**Written task**
Write out all records as given; omit images.

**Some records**
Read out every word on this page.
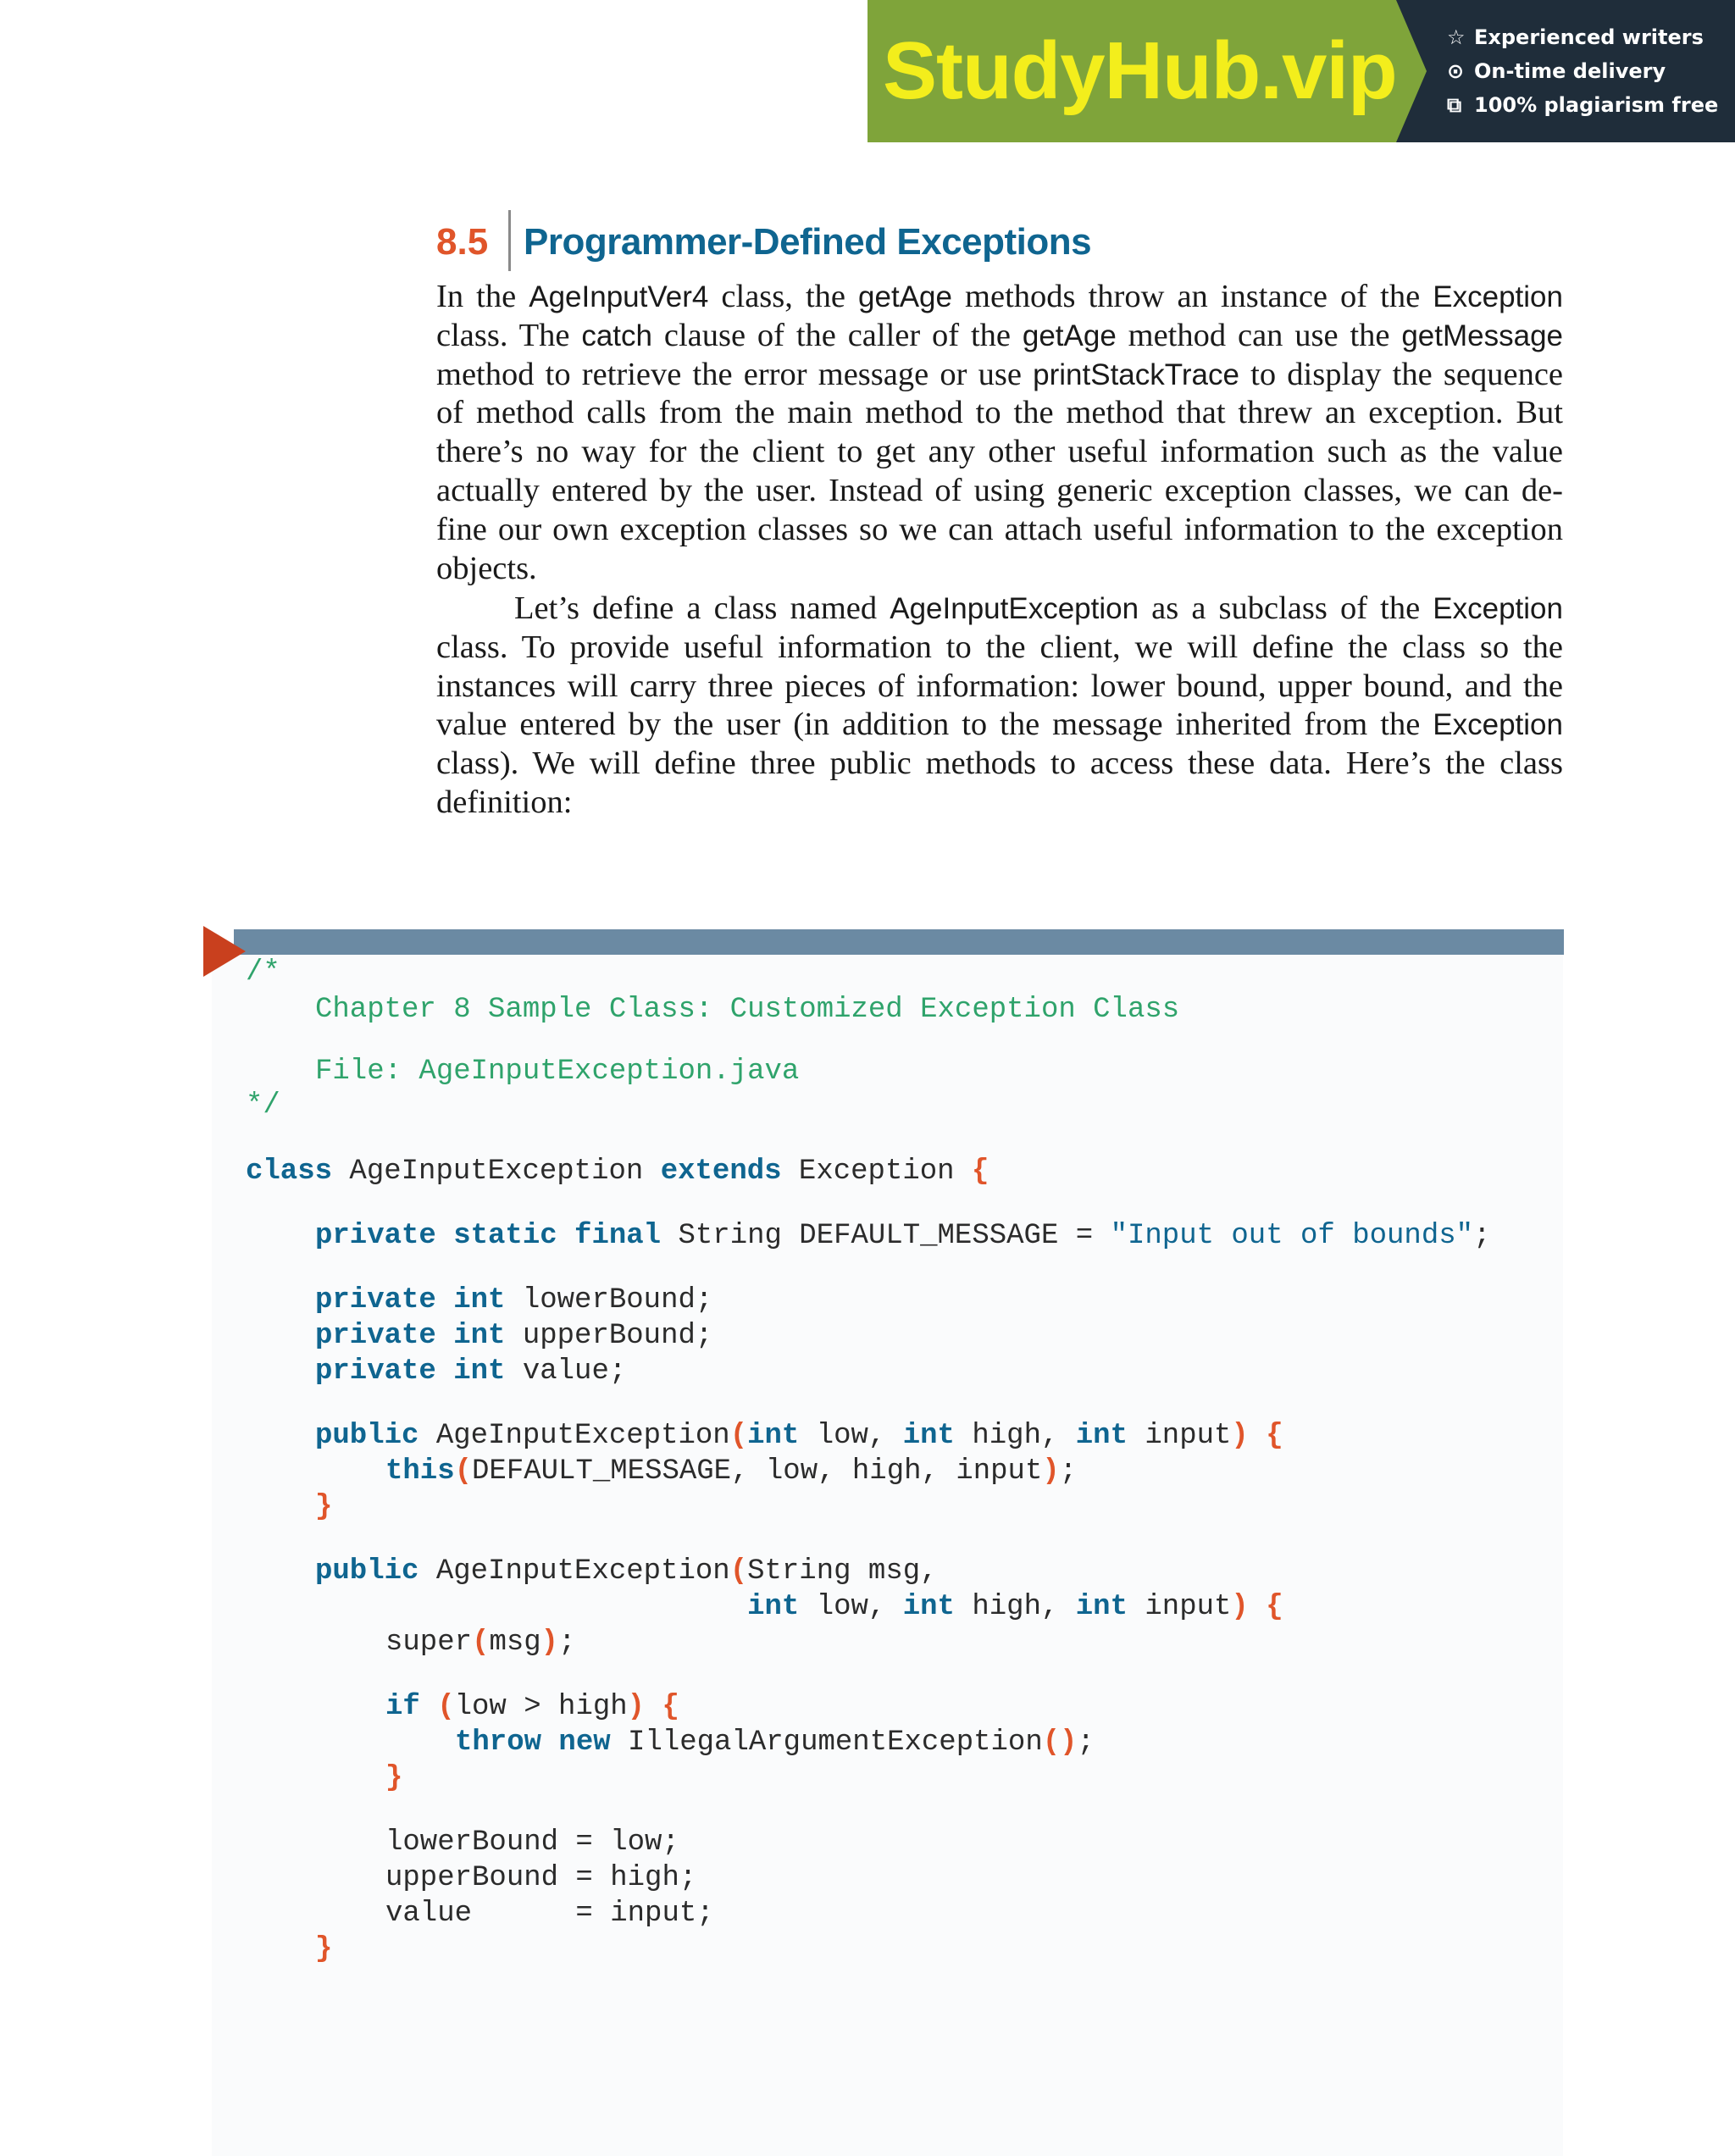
StudyHub.vip	☆ Experienced writers
⊙ On-time delivery
⧉ 100% plagiarism free
8.5 Programmer-Defined Exceptions
In the AgeInputVer4 class, the getAge methods throw an instance of the Exception
class. The catch clause of the caller of the getAge method can use the getMessage
method to retrieve the error message or use printStackTrace to display the sequence
of method calls from the main method to the method that threw an exception. But
there’s no way for the client to get any other useful information such as the value
actually entered by the user. Instead of using generic exception classes, we can de-
fine our own exception classes so we can attach useful information to the exception
objects.
Let’s define a class named AgeInputException as a subclass of the Exception
class. To provide useful information to the client, we will define the class so the
instances will carry three pieces of information: lower bound, upper bound, and the
value entered by the user (in addition to the message inherited from the Exception
class). We will define three public methods to access these data. Here’s the class
definition:
/*
Chapter 8 Sample Class: Customized Exception Class
File: AgeInputException.java
*/
class AgeInputException extends Exception {
private static final String DEFAULT_MESSAGE = "Input out of bounds";
private int lowerBound;
private int upperBound;
private int value;
public AgeInputException(int low, int high, int input) {
this(DEFAULT_MESSAGE, low, high, input);
}
public AgeInputException(String msg,
int low, int high, int input) {
super(msg);
if (low > high) {
throw new IllegalArgumentException();
}
lowerBound = low;
upperBound = high;
value      = input;
}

**Response to the task**
Read out every word on this page.
StudyHub.vip	☆ Experienced writers
⊙ On-time delivery
⧉ 100% plagiarism free
8.5 Programmer-Defined Exceptions
In the AgeInputVer4 class, the getAge methods throw an instance of the Exception
class. The catch clause of the caller of the getAge method can use the getMessage
method to retrieve the error message or use printStackTrace to display the sequence
of method calls from the main method to the method that threw an exception. But
there’s no way for the client to get any other useful information such as the value
actually entered by the user. Instead of using generic exception classes, we can de-
fine our own exception classes so we can attach useful information to the exception
objects.
Let’s define a class named AgeInputException as a subclass of the Exception
class. To provide useful information to the client, we will define the class so the
instances will carry three pieces of information: lower bound, upper bound, and the
value entered by the user (in addition to the message inherited from the Exception
class). We will define three public methods to access these data. Here’s the class
definition:
/*
Chapter 8 Sample Class: Customized Exception Class
File: AgeInputException.java
*/
class AgeInputException extends Exception {
private static final String DEFAULT_MESSAGE = "Input out of bounds";
private int lowerBound;
private int upperBound;
private int value;
public AgeInputException(int low, int high, int input) {
this(DEFAULT_MESSAGE, low, high, input);
}
public AgeInputException(String msg,
int low, int high, int input) {
super(msg);
if (low > high) {
throw new IllegalArgumentException();
}
lowerBound = low;
upperBound = high;
value      = input;
}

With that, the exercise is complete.